DATASET RECORDS:
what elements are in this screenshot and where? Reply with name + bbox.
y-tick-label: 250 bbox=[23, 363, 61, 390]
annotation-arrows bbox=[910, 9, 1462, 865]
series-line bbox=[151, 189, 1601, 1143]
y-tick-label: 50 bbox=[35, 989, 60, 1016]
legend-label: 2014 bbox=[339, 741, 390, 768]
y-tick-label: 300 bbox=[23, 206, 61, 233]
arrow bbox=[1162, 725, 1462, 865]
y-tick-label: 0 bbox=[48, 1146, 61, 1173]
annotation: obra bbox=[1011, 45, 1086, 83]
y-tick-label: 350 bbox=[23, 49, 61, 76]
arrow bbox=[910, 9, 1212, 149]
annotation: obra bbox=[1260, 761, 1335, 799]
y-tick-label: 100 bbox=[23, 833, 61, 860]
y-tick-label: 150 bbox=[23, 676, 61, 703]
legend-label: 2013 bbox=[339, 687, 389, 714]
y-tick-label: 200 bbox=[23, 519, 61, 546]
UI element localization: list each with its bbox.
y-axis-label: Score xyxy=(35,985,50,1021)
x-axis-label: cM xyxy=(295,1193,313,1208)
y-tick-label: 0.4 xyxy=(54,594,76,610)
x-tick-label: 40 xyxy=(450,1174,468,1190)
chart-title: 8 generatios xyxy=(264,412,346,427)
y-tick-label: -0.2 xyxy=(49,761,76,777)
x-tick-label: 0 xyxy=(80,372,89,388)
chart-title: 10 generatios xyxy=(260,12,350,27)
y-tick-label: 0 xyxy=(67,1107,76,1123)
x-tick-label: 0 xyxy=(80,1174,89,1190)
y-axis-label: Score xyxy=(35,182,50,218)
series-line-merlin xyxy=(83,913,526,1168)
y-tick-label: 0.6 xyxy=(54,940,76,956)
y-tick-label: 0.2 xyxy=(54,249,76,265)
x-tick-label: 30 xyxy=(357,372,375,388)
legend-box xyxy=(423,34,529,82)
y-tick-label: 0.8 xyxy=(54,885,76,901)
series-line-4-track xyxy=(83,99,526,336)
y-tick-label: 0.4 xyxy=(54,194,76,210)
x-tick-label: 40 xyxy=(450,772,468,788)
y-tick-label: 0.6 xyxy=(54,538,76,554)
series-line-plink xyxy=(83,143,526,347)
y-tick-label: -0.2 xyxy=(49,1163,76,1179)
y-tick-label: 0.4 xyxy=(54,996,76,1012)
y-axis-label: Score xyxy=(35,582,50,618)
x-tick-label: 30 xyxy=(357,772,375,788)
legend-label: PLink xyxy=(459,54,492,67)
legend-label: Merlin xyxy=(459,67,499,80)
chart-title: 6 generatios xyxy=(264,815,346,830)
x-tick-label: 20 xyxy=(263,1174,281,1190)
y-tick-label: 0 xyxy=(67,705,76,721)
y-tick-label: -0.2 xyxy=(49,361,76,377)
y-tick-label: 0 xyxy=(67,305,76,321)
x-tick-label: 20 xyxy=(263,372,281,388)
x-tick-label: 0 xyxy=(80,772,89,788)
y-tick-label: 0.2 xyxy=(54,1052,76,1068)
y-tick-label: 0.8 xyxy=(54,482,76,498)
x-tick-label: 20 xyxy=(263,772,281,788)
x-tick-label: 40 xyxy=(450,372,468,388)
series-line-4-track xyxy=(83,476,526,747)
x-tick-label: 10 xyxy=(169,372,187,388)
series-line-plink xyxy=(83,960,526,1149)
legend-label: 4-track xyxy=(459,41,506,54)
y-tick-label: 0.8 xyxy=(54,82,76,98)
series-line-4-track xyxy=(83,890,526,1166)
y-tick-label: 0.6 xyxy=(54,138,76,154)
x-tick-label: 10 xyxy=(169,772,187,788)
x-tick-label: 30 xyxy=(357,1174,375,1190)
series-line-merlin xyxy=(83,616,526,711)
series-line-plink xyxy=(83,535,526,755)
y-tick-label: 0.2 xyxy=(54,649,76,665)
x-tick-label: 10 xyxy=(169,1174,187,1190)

PROBLEM STATEMENT:
Rewrite the entries above with every occurrence of "x-tick-label" replaced by "x-axis-tick", leaving all other text unchanged.

RESPONSE TO THE TASK:
what elements are in this screenshot and where? Reply with name + bbox.
y-tick-label: 250 bbox=[23, 363, 61, 390]
annotation-arrows bbox=[910, 9, 1462, 865]
series-line bbox=[151, 189, 1601, 1143]
y-tick-label: 50 bbox=[35, 989, 60, 1016]
legend-label: 2014 bbox=[339, 741, 390, 768]
y-tick-label: 300 bbox=[23, 206, 61, 233]
arrow bbox=[1162, 725, 1462, 865]
y-tick-label: 0 bbox=[48, 1146, 61, 1173]
annotation: obra bbox=[1011, 45, 1086, 83]
y-tick-label: 350 bbox=[23, 49, 61, 76]
arrow bbox=[910, 9, 1212, 149]
annotation: obra bbox=[1260, 761, 1335, 799]
y-tick-label: 100 bbox=[23, 833, 61, 860]
y-tick-label: 150 bbox=[23, 676, 61, 703]
legend-label: 2013 bbox=[339, 687, 389, 714]
y-tick-label: 200 bbox=[23, 519, 61, 546]
UI element localization: list each with its bbox.
y-axis-label: Score xyxy=(35,985,50,1021)
x-axis-label: cM xyxy=(295,1193,313,1208)
y-tick-label: 0.4 xyxy=(54,594,76,610)
x-axis-tick: 40 xyxy=(450,1174,468,1190)
chart-title: 8 generatios xyxy=(264,412,346,427)
y-tick-label: -0.2 xyxy=(49,761,76,777)
x-axis-tick: 0 xyxy=(80,372,89,388)
chart-title: 10 generatios xyxy=(260,12,350,27)
y-tick-label: 0 xyxy=(67,1107,76,1123)
x-axis-tick: 0 xyxy=(80,1174,89,1190)
y-axis-label: Score xyxy=(35,182,50,218)
series-line-merlin xyxy=(83,913,526,1168)
y-tick-label: 0.6 xyxy=(54,940,76,956)
y-tick-label: 0.2 xyxy=(54,249,76,265)
x-axis-tick: 30 xyxy=(357,372,375,388)
legend-box xyxy=(423,34,529,82)
y-tick-label: 0.8 xyxy=(54,885,76,901)
series-line-4-track xyxy=(83,99,526,336)
y-tick-label: 0.4 xyxy=(54,194,76,210)
x-axis-tick: 40 xyxy=(450,772,468,788)
y-tick-label: 0.6 xyxy=(54,538,76,554)
series-line-plink xyxy=(83,143,526,347)
y-tick-label: -0.2 xyxy=(49,1163,76,1179)
y-tick-label: 0.4 xyxy=(54,996,76,1012)
y-axis-label: Score xyxy=(35,582,50,618)
x-axis-tick: 30 xyxy=(357,772,375,788)
legend-label: PLink xyxy=(459,54,492,67)
legend-label: Merlin xyxy=(459,67,499,80)
chart-title: 6 generatios xyxy=(264,815,346,830)
x-axis-tick: 20 xyxy=(263,1174,281,1190)
y-tick-label: 0 xyxy=(67,705,76,721)
y-tick-label: -0.2 xyxy=(49,361,76,377)
y-tick-label: 0 xyxy=(67,305,76,321)
x-axis-tick: 20 xyxy=(263,372,281,388)
x-axis-tick: 0 xyxy=(80,772,89,788)
y-tick-label: 0.2 xyxy=(54,1052,76,1068)
y-tick-label: 0.8 xyxy=(54,482,76,498)
x-axis-tick: 20 xyxy=(263,772,281,788)
x-axis-tick: 40 xyxy=(450,372,468,388)
series-line-4-track xyxy=(83,476,526,747)
x-axis-tick: 10 xyxy=(169,372,187,388)
series-line-plink xyxy=(83,960,526,1149)
legend-label: 4-track xyxy=(459,41,506,54)
y-tick-label: 0.8 xyxy=(54,82,76,98)
series-line-4-track xyxy=(83,890,526,1166)
y-tick-label: 0.6 xyxy=(54,138,76,154)
x-axis-tick: 10 xyxy=(169,772,187,788)
x-axis-tick: 30 xyxy=(357,1174,375,1190)
series-line-merlin xyxy=(83,616,526,711)
series-line-plink xyxy=(83,535,526,755)
y-tick-label: 0.2 xyxy=(54,649,76,665)
x-axis-tick: 10 xyxy=(169,1174,187,1190)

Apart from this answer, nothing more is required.